● DATASET CONTENT
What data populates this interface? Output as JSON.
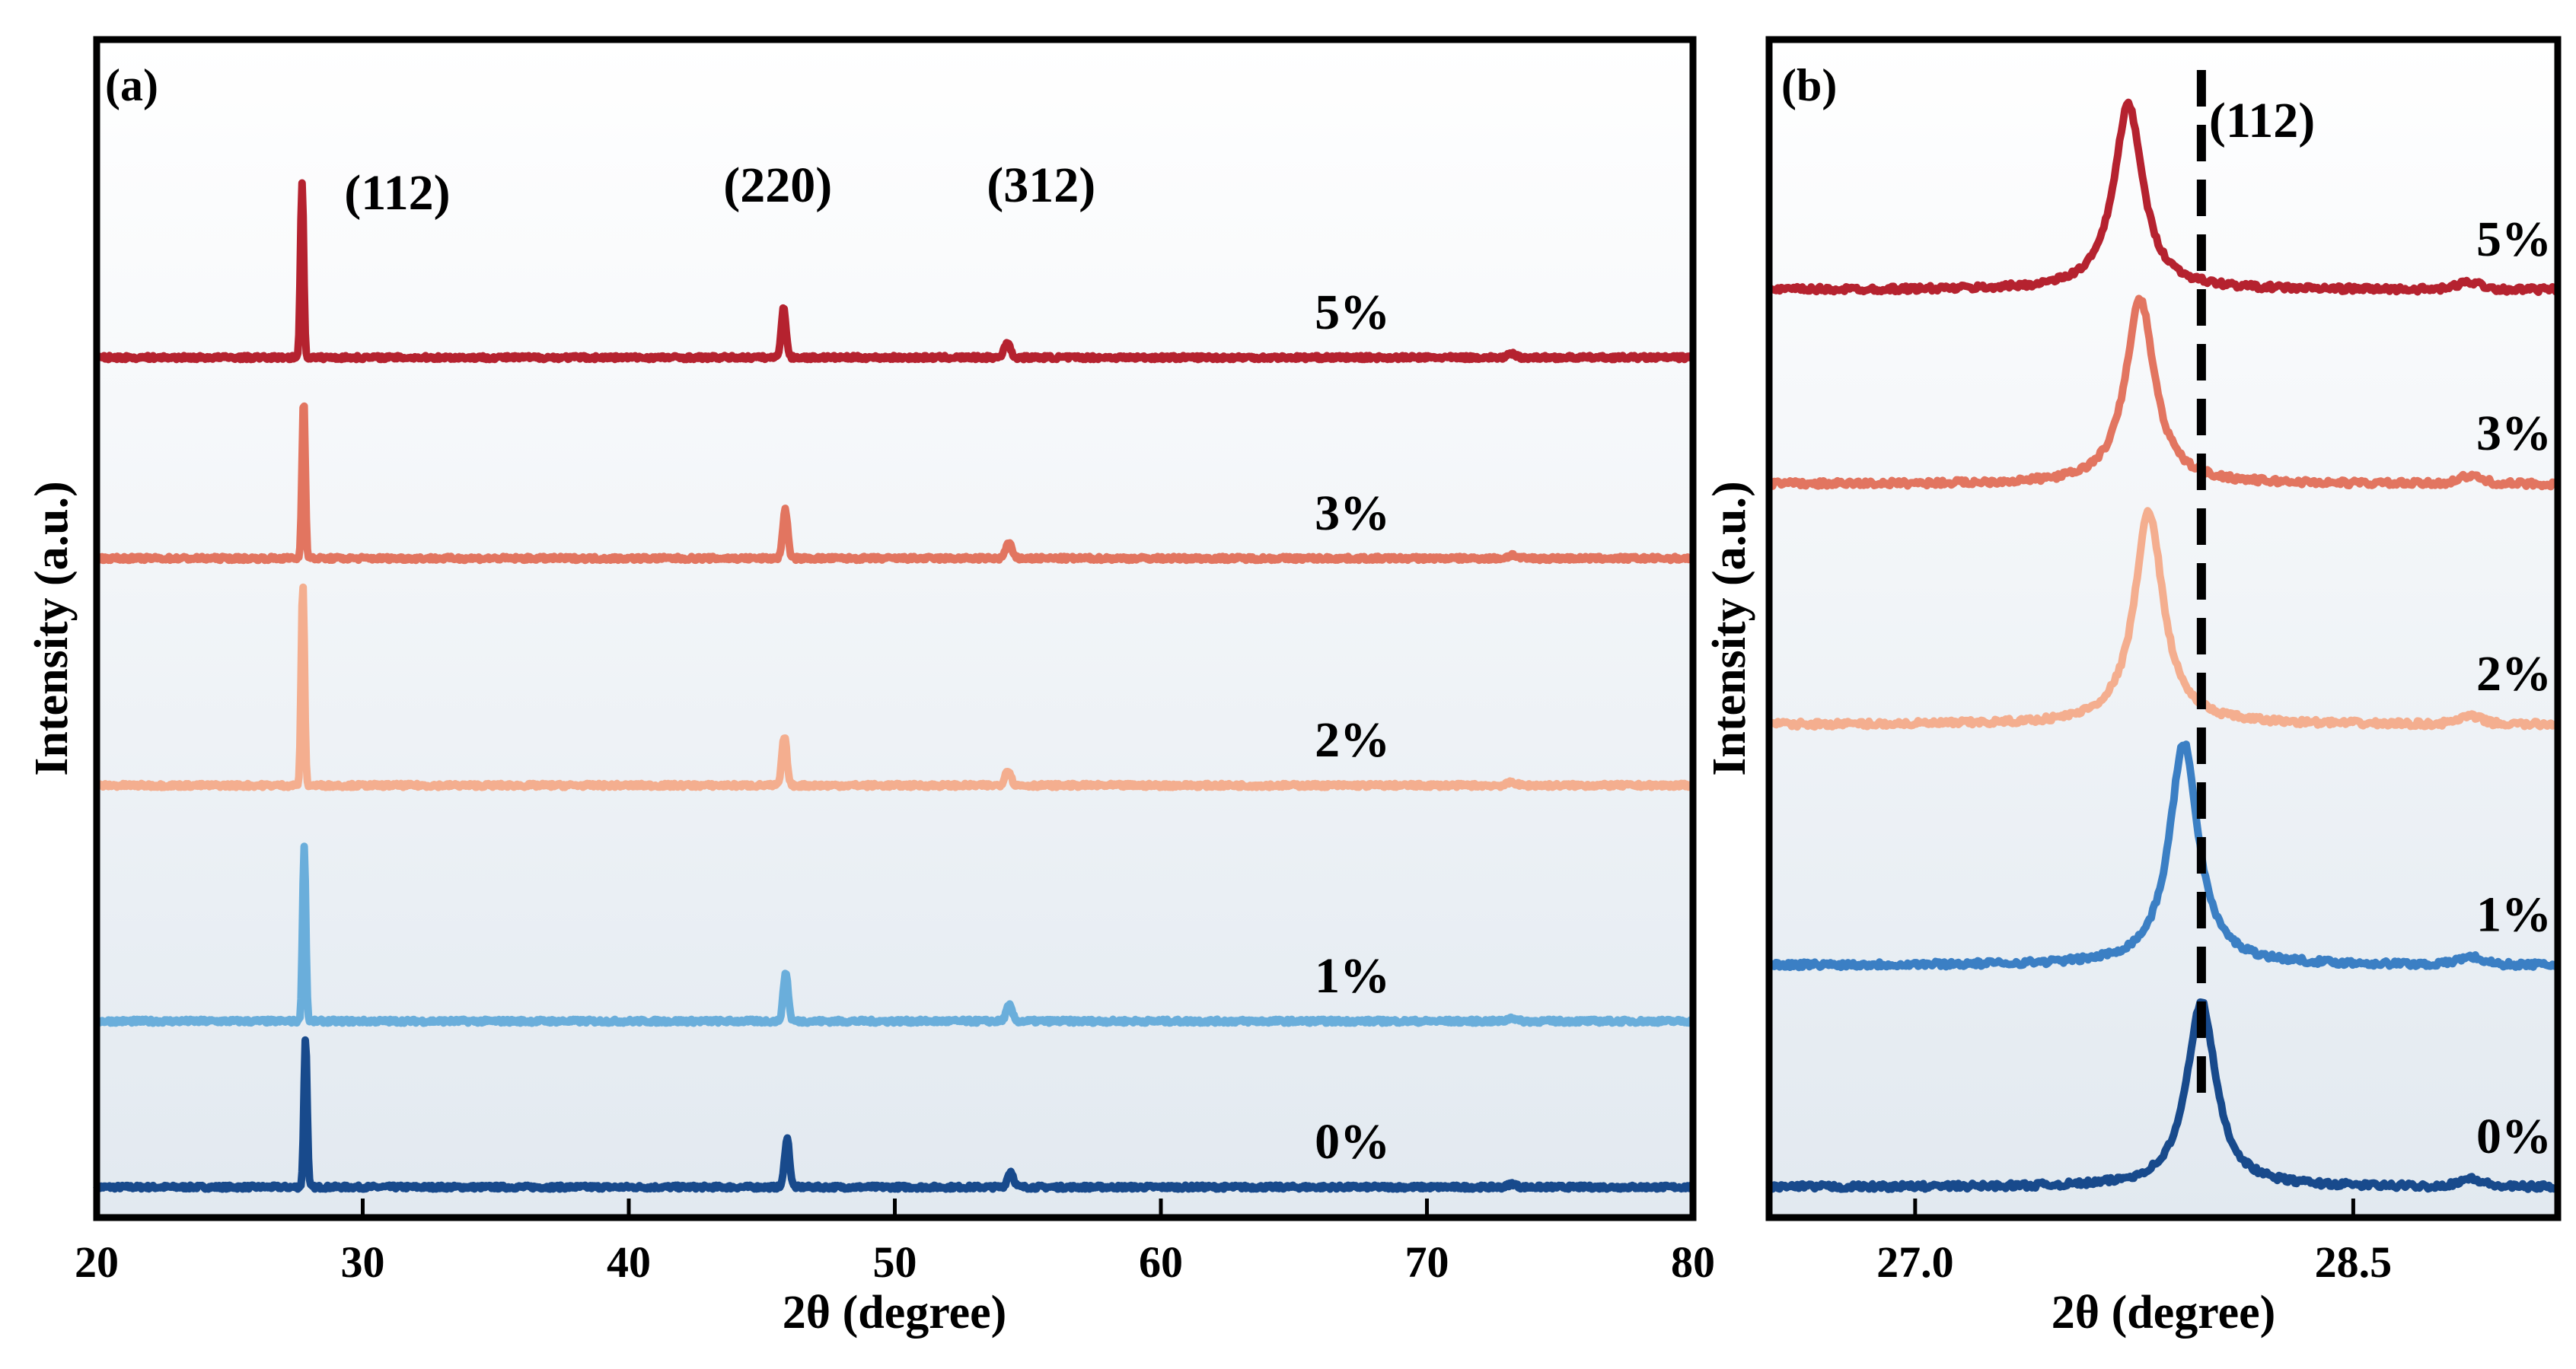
{
  "chart_data": [
    {
      "type": "line",
      "panel_label": "(a)",
      "xlabel": "2θ (degree)",
      "ylabel": "Intensity (a.u.)",
      "xlim": [
        20,
        80
      ],
      "xticks": [
        "20",
        "30",
        "40",
        "50",
        "60",
        "70",
        "80"
      ],
      "ylim": [
        0,
        6.1
      ],
      "yticks_shown": false,
      "grid": false,
      "background": "vertical white-to-light-blue gradient",
      "peak_labels": [
        {
          "text": "(112)",
          "x": 27.8
        },
        {
          "text": "(220)",
          "x": 45.9
        },
        {
          "text": "(312)",
          "x": 54.3
        }
      ],
      "peaks_2theta": [
        27.8,
        45.9,
        54.3
      ],
      "peak_heights": [
        1.0,
        0.27,
        0.12
      ],
      "series": [
        {
          "name": "0%",
          "color": "#184a8c",
          "baseline": 0.0,
          "peak_center": 27.85,
          "main_peak_height": 0.85
        },
        {
          "name": "1%",
          "color": "#6aaedb",
          "baseline": 0.95,
          "peak_center": 27.8,
          "main_peak_height": 1.0
        },
        {
          "name": "2%",
          "color": "#f4ae8f",
          "baseline": 2.3,
          "peak_center": 27.75,
          "main_peak_height": 1.16
        },
        {
          "name": "3%",
          "color": "#e27560",
          "baseline": 3.6,
          "peak_center": 27.78,
          "main_peak_height": 0.92
        },
        {
          "name": "5%",
          "color": "#b5222f",
          "baseline": 4.75,
          "peak_center": 27.72,
          "main_peak_height": 1.0
        }
      ]
    },
    {
      "type": "line",
      "panel_label": "(b)",
      "xlabel": "2θ (degree)",
      "ylabel": "Intensity (a.u.)",
      "xlim": [
        26.5,
        29.2
      ],
      "xticks": [
        "27.0",
        "28.5"
      ],
      "ylim": [
        0,
        5.8
      ],
      "yticks_shown": false,
      "grid": false,
      "background": "vertical white-to-light-blue gradient",
      "reference_line": {
        "x": 27.98,
        "label": "(112)",
        "style": "dashed"
      },
      "series": [
        {
          "name": "0%",
          "color": "#184a8c",
          "baseline": 0.0,
          "peak_center": 27.98,
          "peak_height": 1.0,
          "fwhm": 0.12
        },
        {
          "name": "1%",
          "color": "#3b7fc4",
          "baseline": 1.2,
          "peak_center": 27.92,
          "peak_height": 1.2,
          "fwhm": 0.12
        },
        {
          "name": "2%",
          "color": "#f4ae8f",
          "baseline": 2.5,
          "peak_center": 27.8,
          "peak_height": 1.15,
          "fwhm": 0.12
        },
        {
          "name": "3%",
          "color": "#e27560",
          "baseline": 3.8,
          "peak_center": 27.77,
          "peak_height": 1.0,
          "fwhm": 0.12
        },
        {
          "name": "5%",
          "color": "#b5222f",
          "baseline": 4.85,
          "peak_center": 27.73,
          "peak_height": 1.0,
          "fwhm": 0.12
        }
      ]
    }
  ]
}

● EXERCISE PROMPT
Omit all pictures while transcribing the entries verbatim.

● FINAL RESULT
What data populates this interface? Output as JSON.
{
  "chart_data": [
    {
      "type": "line",
      "panel_label": "(a)",
      "xlabel": "2θ (degree)",
      "ylabel": "Intensity (a.u.)",
      "xlim": [
        20,
        80
      ],
      "xticks": [
        "20",
        "30",
        "40",
        "50",
        "60",
        "70",
        "80"
      ],
      "ylim": [
        0,
        6.1
      ],
      "yticks_shown": false,
      "grid": false,
      "background": "vertical white-to-light-blue gradient",
      "peak_labels": [
        {
          "text": "(112)",
          "x": 27.8
        },
        {
          "text": "(220)",
          "x": 45.9
        },
        {
          "text": "(312)",
          "x": 54.3
        }
      ],
      "peaks_2theta": [
        27.8,
        45.9,
        54.3
      ],
      "peak_heights": [
        1.0,
        0.27,
        0.12
      ],
      "series": [
        {
          "name": "0%",
          "color": "#184a8c",
          "baseline": 0.0,
          "peak_center": 27.85,
          "main_peak_height": 0.85
        },
        {
          "name": "1%",
          "color": "#6aaedb",
          "baseline": 0.95,
          "peak_center": 27.8,
          "main_peak_height": 1.0
        },
        {
          "name": "2%",
          "color": "#f4ae8f",
          "baseline": 2.3,
          "peak_center": 27.75,
          "main_peak_height": 1.16
        },
        {
          "name": "3%",
          "color": "#e27560",
          "baseline": 3.6,
          "peak_center": 27.78,
          "main_peak_height": 0.92
        },
        {
          "name": "5%",
          "color": "#b5222f",
          "baseline": 4.75,
          "peak_center": 27.72,
          "main_peak_height": 1.0
        }
      ]
    },
    {
      "type": "line",
      "panel_label": "(b)",
      "xlabel": "2θ (degree)",
      "ylabel": "Intensity (a.u.)",
      "xlim": [
        26.5,
        29.2
      ],
      "xticks": [
        "27.0",
        "28.5"
      ],
      "ylim": [
        0,
        5.8
      ],
      "yticks_shown": false,
      "grid": false,
      "background": "vertical white-to-light-blue gradient",
      "reference_line": {
        "x": 27.98,
        "label": "(112)",
        "style": "dashed"
      },
      "series": [
        {
          "name": "0%",
          "color": "#184a8c",
          "baseline": 0.0,
          "peak_center": 27.98,
          "peak_height": 1.0,
          "fwhm": 0.12
        },
        {
          "name": "1%",
          "color": "#3b7fc4",
          "baseline": 1.2,
          "peak_center": 27.92,
          "peak_height": 1.2,
          "fwhm": 0.12
        },
        {
          "name": "2%",
          "color": "#f4ae8f",
          "baseline": 2.5,
          "peak_center": 27.8,
          "peak_height": 1.15,
          "fwhm": 0.12
        },
        {
          "name": "3%",
          "color": "#e27560",
          "baseline": 3.8,
          "peak_center": 27.77,
          "peak_height": 1.0,
          "fwhm": 0.12
        },
        {
          "name": "5%",
          "color": "#b5222f",
          "baseline": 4.85,
          "peak_center": 27.73,
          "peak_height": 1.0,
          "fwhm": 0.12
        }
      ]
    }
  ]
}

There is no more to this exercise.